# SELECTED TEXT:
##############################

From Commentary, Obamacare Lies and Democracy

Excerpt:

In a sense, Gruber’s statement doesn’t exactly break new ground. After all, if then House Speaker Nancy Pelosi could say that ObamaCare had to be passed before its contents could be understood, it’s not much of a revelation if one of its designers fesses up about the deceptions involved in the project and the breathtaking cynicism of its Democratic backers. Like the president’s repeated lies about consumers being able to keep their existing health insurance and doctors if they liked them, Gruber’s confession makes it clear that deception was at the heart of the debate on a law that overturned a key sector of the American economy.

These remarks should weigh heavily on the consciences of the Obama administration and its allies who rammed it through Congress on a narrow party-line vote without knowing what was in it. Nor should it escape the notice of the Supreme Court as it weighs the arguments in King v. Burwell this session as it struggles with the question of whether the text of the law should be ignored in order to justify the administration’s efforts to roll out the health-care scheme. Liberals argue that the true intentions of the law’s authors should trump the fact that it was drafted so sloppily that it can easily be interpreted in such a way as to render the implementation of the legislation illegal. But since those who did the drafting are now being revealed as having deliberately lied about its contents, it seems quite appropriate that the Court stick to the text and the public arguments made at the time, not the secret agenda behind the law.

##############################

[Page layout parsing data]

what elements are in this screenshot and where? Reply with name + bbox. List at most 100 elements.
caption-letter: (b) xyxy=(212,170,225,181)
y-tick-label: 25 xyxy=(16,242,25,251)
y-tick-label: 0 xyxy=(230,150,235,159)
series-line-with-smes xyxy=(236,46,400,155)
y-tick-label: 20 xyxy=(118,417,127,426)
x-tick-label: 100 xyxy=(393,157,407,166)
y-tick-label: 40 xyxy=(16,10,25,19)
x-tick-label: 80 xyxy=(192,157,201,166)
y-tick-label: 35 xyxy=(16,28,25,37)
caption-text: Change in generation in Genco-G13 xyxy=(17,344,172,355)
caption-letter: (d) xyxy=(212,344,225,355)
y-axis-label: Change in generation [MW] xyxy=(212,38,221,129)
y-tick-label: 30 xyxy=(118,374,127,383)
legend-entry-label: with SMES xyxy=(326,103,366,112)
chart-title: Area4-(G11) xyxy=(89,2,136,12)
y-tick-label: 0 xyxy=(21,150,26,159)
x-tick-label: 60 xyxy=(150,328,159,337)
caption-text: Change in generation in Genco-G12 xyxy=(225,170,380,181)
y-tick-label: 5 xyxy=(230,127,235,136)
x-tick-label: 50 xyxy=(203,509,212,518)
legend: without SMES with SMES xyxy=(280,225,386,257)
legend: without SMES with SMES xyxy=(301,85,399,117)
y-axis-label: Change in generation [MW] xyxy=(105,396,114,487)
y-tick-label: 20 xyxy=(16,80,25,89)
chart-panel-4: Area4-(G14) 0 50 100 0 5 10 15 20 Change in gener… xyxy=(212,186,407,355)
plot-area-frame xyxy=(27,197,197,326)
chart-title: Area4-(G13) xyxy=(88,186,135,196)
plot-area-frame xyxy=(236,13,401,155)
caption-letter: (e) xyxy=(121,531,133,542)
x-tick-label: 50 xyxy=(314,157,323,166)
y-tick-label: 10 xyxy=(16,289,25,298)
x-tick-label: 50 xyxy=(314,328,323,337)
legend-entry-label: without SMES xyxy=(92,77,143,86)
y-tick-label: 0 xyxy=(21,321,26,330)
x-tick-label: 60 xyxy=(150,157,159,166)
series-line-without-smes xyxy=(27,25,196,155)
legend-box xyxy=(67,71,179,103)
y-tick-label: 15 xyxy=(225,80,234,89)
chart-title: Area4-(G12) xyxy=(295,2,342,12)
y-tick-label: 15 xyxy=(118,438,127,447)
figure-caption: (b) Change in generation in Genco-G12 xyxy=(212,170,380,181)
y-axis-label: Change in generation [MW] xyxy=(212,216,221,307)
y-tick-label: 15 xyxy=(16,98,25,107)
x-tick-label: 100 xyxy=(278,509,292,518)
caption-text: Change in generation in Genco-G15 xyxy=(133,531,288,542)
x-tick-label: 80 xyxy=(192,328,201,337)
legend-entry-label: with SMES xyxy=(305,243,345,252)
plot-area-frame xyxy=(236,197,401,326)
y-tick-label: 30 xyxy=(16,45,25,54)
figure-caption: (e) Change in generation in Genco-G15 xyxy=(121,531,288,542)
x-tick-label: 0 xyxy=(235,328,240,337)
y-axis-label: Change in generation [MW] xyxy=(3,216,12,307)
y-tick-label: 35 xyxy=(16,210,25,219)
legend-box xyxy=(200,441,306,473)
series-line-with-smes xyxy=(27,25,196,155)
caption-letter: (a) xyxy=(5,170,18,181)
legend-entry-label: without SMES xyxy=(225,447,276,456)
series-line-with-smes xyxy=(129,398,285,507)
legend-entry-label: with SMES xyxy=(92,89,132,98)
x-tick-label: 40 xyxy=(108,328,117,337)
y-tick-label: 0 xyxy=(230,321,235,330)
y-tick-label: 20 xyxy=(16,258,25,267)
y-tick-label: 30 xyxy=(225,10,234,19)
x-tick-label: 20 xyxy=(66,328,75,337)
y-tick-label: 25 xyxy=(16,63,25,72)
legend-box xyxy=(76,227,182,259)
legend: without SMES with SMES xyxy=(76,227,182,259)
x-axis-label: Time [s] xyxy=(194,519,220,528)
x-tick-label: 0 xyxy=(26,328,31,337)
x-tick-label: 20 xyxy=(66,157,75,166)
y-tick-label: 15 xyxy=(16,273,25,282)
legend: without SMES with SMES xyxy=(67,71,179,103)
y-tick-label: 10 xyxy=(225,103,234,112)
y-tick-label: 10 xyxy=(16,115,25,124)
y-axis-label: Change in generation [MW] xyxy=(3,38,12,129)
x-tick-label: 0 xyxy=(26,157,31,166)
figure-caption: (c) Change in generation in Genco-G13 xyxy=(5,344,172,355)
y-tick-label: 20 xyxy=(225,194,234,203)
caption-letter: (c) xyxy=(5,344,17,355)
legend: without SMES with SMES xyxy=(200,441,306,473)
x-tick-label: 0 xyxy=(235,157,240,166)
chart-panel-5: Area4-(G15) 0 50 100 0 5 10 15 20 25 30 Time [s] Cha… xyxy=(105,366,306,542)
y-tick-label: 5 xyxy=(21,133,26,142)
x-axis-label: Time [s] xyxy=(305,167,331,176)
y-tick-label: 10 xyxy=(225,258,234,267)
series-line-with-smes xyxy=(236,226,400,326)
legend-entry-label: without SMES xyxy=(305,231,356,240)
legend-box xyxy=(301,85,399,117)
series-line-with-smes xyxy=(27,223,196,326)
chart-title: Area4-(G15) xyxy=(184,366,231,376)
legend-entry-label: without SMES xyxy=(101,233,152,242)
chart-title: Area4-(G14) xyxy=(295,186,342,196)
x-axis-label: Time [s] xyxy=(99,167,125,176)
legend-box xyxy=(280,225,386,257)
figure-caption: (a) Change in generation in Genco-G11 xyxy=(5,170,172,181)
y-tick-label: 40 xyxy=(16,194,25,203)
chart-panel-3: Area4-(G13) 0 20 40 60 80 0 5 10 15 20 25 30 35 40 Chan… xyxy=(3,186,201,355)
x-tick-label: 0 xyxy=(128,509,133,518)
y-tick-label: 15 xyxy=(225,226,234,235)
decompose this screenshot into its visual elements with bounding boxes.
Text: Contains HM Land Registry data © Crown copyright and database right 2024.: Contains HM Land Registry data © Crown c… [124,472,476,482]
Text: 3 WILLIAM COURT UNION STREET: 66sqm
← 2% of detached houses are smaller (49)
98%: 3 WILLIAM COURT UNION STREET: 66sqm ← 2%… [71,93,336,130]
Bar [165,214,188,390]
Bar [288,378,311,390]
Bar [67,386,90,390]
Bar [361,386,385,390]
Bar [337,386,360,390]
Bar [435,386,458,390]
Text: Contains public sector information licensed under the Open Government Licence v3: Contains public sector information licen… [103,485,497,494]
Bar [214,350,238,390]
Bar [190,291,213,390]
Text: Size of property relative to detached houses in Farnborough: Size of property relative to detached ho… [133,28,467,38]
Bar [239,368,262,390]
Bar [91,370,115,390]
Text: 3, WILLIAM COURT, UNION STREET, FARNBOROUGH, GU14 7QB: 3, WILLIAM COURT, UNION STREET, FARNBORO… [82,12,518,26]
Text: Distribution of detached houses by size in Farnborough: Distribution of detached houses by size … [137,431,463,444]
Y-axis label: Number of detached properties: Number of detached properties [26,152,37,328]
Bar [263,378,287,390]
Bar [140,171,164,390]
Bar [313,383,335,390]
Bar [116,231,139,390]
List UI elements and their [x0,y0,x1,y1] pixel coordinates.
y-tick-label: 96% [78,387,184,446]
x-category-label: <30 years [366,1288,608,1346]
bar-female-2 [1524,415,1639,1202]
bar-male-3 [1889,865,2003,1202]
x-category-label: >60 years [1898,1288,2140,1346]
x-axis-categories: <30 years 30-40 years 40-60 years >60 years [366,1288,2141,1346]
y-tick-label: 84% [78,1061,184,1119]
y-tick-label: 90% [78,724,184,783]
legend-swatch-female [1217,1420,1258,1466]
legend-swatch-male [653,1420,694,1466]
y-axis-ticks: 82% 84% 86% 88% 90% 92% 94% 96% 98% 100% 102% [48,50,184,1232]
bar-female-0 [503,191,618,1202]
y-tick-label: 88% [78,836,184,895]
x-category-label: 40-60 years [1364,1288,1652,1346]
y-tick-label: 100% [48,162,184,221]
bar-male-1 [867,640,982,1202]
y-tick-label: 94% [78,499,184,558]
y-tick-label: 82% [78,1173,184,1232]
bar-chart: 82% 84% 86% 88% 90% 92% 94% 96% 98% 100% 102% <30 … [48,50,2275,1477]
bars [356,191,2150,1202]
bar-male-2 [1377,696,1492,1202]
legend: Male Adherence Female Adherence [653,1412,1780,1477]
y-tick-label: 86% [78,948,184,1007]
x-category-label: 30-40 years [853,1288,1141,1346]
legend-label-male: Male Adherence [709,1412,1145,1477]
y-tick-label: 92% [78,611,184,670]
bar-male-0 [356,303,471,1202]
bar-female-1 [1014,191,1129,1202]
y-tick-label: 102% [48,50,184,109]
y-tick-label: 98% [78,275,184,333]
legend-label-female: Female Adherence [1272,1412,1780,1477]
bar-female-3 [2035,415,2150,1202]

##############################

# YOUR TASKS:
A - In the Obamacare excerpt, which Supreme Court case does the Court weigh this session?
B - Carry the Obamacare excerpt forward from its last sentence.

# EXPECTED RESPONSES:
A - King v. Burwell

B -
Though he came into office pledging the most transparent administration in history, what he has presided over is the one that is the most opaque, both in terms of its attitude toward the press as well as its belief that it can lie to the American people with impunity. Nations often believe that ends justify the means. Indeed, it would be impossible for wars to be fought otherwise. But however questionable such practices may be, it is one thing to rationalize wartime decisions, quite another to turn a blind eye to a philosophy that treats the American people as the enemy to be deceived.

But the true legacy of ObamaCare may not just be the mess it has made of the health-care industry or the benefits some may have derived from it. It may instead mark another watershed moment in the history of American politics in which citizens came to understand that those who claim to have their best interests at heart would not scruple about lying to them about their intentions. The ends here not only did not justify the means but they also degraded American democracy in a way that we may never entirely recover from.